** BEGIN RECORDS FOR THE TASK **
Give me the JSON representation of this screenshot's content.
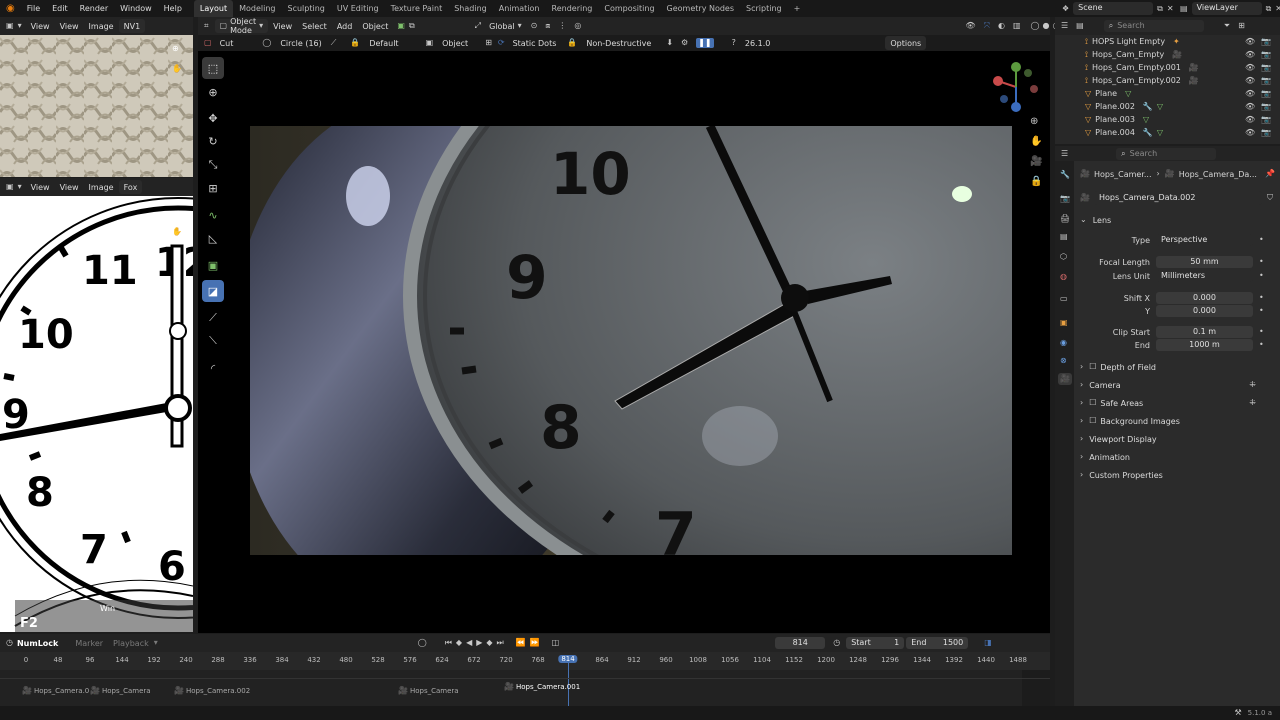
{
  "topbar": {
    "menus": [
      "File",
      "Edit",
      "Render",
      "Window",
      "Help"
    ],
    "workspaces": [
      "Layout",
      "Modeling",
      "Sculpting",
      "UV Editing",
      "Texture Paint",
      "Shading",
      "Animation",
      "Rendering",
      "Compositing",
      "Geometry Nodes",
      "Scripting"
    ],
    "active_workspace": "Layout",
    "add_tab": "+",
    "scene": "Scene",
    "view_layer": "ViewLayer"
  },
  "left_top_editor": {
    "view": "View",
    "view2": "View",
    "image": "Image",
    "tag": "NV1"
  },
  "left_bottom_editor": {
    "view": "View",
    "view2": "View",
    "image": "Image",
    "tag": "Fox",
    "overlay_key": "F2",
    "overlay_mod": "Win"
  },
  "viewport_header": {
    "mode": "Object Mode",
    "view": "View",
    "select": "Select",
    "add": "Add",
    "object": "Object",
    "orientation": "Global"
  },
  "tool_header": {
    "cut": "Cut",
    "circle": "Circle (16)",
    "default": "Default",
    "object": "Object",
    "static_dots": "Static Dots",
    "non_destructive": "Non-Destructive",
    "version": "26.1.0",
    "options": "Options"
  },
  "outliner": {
    "search_placeholder": "Search",
    "items": [
      "HOPS Light Empty",
      "Hops_Cam_Empty",
      "Hops_Cam_Empty.001",
      "Hops_Cam_Empty.002",
      "Plane",
      "Plane.002",
      "Plane.003",
      "Plane.004"
    ]
  },
  "properties": {
    "search_placeholder": "Search",
    "breadcrumb_a": "Hops_Camer...",
    "breadcrumb_b": "Hops_Camera_Da...",
    "datablock": "Hops_Camera_Data.002",
    "lens_panel": "Lens",
    "type_label": "Type",
    "type_value": "Perspective",
    "focal_label": "Focal Length",
    "focal_value": "50 mm",
    "unit_label": "Lens Unit",
    "unit_value": "Millimeters",
    "shiftx_label": "Shift X",
    "shiftx_value": "0.000",
    "shifty_label": "Y",
    "shifty_value": "0.000",
    "clipstart_label": "Clip Start",
    "clipstart_value": "0.1 m",
    "clipend_label": "End",
    "clipend_value": "1000 m",
    "panels": [
      "Depth of Field",
      "Camera",
      "Safe Areas",
      "Background Images",
      "Viewport Display",
      "Animation",
      "Custom Properties"
    ]
  },
  "timeline": {
    "numlock": "NumLock",
    "marker": "Marker",
    "playback": "Playback",
    "current_frame": "814",
    "start_label": "Start",
    "start_value": "1",
    "end_label": "End",
    "end_value": "1500",
    "ticks": [
      "0",
      "48",
      "96",
      "144",
      "192",
      "240",
      "288",
      "336",
      "384",
      "432",
      "480",
      "528",
      "576",
      "624",
      "672",
      "720",
      "768",
      "814",
      "864",
      "912",
      "960",
      "1008",
      "1056",
      "1104",
      "1152",
      "1200",
      "1248",
      "1296",
      "1344",
      "1392",
      "1440",
      "1488"
    ],
    "markers": [
      "Hops_Camera.0",
      "Hops_Camera",
      "Hops_Camera.002",
      "Hops_Camera",
      "Hops_Camera.001"
    ]
  },
  "status": {
    "version": "5.1.0 a"
  },
  "colors": {
    "accent": "#4772b3",
    "active_frame": "#3f6fb5",
    "outliner_orange": "#e8a042",
    "mesh_green": "#7ec06b"
  }
}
** END RECORDS FOR THE TASK **
Collect each line above holding the string "Lens".

    "lens_panel": "Lens",
    "unit_label": "Lens Unit",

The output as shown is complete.